REQUIRED TASK: Beginning with the line where "Convert this screenshot" appears, repeat every remaining line of the entries exactly, the last line included.

[Dataset items]
------
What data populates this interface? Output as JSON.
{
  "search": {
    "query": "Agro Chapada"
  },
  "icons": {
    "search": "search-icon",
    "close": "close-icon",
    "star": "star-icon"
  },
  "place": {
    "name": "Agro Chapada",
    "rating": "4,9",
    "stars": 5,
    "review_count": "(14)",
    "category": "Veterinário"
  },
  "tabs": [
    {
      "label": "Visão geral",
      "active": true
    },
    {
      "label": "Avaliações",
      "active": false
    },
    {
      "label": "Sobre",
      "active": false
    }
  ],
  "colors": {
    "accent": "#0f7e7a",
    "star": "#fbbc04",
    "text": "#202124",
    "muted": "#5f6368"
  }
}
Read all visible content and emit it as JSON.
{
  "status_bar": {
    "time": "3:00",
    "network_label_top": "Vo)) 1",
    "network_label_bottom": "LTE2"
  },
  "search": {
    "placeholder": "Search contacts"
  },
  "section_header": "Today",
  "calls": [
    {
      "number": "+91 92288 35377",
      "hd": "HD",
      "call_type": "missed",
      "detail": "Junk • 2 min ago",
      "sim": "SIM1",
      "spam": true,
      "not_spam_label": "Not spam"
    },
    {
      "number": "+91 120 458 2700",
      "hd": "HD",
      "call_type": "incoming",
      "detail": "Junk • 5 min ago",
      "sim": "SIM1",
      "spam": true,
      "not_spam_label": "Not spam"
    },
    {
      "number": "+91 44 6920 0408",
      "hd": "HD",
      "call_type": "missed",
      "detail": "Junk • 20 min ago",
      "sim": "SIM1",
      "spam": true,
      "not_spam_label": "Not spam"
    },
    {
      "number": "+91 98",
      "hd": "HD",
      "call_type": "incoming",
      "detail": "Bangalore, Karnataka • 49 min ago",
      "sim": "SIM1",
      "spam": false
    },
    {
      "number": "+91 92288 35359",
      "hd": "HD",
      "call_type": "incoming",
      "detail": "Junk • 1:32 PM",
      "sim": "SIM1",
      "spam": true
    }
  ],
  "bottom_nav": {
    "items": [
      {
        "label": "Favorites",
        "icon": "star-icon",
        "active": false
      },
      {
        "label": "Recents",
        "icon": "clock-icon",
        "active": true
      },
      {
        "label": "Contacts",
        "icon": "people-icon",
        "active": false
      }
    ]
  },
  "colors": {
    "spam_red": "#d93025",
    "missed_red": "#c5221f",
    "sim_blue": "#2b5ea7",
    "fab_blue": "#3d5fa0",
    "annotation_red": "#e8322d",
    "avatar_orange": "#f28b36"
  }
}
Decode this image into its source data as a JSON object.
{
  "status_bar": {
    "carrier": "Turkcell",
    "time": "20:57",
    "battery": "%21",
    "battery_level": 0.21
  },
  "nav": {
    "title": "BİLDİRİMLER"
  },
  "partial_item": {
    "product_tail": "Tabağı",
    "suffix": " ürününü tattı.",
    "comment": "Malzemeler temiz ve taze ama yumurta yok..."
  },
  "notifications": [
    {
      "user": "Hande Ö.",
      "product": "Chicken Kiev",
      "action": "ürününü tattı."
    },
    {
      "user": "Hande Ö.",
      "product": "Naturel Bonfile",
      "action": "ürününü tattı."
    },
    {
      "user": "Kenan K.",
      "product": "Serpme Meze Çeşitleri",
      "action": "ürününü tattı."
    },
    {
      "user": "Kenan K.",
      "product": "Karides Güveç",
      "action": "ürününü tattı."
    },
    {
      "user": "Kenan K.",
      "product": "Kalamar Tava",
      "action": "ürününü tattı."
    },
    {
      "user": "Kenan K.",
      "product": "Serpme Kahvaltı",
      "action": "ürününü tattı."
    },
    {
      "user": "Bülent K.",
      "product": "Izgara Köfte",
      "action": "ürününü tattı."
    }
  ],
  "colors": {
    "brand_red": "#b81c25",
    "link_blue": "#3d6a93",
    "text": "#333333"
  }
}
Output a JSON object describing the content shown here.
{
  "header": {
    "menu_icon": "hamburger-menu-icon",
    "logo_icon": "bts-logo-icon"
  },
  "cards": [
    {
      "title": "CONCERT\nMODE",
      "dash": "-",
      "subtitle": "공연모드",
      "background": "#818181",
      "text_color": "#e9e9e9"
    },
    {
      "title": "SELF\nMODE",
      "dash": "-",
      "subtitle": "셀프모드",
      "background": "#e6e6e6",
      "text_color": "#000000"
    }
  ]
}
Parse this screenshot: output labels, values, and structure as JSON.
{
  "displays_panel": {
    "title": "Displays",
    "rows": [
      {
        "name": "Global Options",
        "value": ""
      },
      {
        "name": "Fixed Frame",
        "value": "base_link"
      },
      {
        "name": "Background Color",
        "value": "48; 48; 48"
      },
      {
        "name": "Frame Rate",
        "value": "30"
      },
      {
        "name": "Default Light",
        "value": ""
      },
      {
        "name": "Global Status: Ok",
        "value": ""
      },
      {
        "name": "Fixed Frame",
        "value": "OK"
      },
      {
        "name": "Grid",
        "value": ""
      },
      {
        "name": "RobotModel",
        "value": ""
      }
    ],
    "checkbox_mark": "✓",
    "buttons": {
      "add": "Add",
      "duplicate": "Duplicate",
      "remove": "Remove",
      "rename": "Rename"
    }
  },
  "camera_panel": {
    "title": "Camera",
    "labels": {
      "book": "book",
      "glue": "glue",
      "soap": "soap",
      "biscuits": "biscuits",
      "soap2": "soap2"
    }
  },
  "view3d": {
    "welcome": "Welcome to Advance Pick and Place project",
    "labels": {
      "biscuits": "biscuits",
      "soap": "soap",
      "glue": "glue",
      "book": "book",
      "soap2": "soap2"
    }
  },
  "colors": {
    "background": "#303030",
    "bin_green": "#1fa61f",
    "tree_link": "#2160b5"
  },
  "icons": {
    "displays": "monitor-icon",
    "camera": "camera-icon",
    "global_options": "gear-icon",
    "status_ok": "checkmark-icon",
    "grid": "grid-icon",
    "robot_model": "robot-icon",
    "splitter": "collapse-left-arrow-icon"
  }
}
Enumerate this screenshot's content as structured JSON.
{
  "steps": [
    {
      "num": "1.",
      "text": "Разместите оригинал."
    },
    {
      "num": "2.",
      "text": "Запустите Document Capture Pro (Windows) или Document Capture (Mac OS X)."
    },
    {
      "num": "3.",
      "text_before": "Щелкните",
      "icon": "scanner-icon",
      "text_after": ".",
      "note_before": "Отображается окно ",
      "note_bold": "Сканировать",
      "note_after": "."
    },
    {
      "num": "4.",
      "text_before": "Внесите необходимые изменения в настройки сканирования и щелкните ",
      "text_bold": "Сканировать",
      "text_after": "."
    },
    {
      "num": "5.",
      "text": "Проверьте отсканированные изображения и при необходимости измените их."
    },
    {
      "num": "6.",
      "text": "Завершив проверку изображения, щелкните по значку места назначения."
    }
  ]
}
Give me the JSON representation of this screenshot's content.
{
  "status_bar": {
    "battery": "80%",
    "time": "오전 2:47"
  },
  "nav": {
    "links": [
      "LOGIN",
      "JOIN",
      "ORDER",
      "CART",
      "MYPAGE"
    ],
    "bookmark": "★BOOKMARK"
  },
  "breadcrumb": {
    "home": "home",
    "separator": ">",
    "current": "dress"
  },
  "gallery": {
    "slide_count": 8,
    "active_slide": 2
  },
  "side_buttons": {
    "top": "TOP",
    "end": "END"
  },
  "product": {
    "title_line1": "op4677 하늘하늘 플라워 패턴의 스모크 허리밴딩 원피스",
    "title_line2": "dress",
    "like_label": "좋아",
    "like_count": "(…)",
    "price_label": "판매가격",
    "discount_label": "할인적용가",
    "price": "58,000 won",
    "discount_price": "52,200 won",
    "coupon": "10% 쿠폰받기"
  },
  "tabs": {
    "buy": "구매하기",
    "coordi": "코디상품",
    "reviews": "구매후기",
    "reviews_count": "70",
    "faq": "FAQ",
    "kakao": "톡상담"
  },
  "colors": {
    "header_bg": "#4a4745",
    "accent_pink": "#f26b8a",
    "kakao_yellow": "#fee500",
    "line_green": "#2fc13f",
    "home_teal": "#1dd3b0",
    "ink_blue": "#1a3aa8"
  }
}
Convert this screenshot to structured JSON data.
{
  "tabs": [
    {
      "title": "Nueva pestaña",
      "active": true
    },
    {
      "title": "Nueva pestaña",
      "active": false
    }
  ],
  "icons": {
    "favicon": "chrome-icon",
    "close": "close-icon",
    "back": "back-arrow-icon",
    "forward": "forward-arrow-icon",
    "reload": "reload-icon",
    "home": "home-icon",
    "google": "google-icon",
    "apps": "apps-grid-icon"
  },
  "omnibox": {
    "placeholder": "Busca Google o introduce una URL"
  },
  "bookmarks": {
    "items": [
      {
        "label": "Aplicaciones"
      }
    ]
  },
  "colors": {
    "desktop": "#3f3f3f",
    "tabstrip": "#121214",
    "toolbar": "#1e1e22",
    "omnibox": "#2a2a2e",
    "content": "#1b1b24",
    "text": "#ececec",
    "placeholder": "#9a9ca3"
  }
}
------
SOLUTION TO THIS TASK:
Convert this screenshot to structured JSON data.
{
  "tabs": [
    {
      "title": "Nueva pestaña",
      "active": true
    },
    {
      "title": "Nueva pestaña",
      "active": false
    }
  ],
  "icons": {
    "favicon": "chrome-icon",
    "close": "close-icon",
    "back": "back-arrow-icon",
    "forward": "forward-arrow-icon",
    "reload": "reload-icon",
    "home": "home-icon",
    "google": "google-icon",
    "apps": "apps-grid-icon"
  },
  "omnibox": {
    "placeholder": "Busca Google o introduce una URL"
  },
  "bookmarks": {
    "items": [
      {
        "label": "Aplicaciones"
      }
    ]
  },
  "colors": {
    "desktop": "#3f3f3f",
    "tabstrip": "#121214",
    "toolbar": "#1e1e22",
    "omnibox": "#2a2a2e",
    "content": "#1b1b24",
    "text": "#ececec",
    "placeholder": "#9a9ca3"
  }
}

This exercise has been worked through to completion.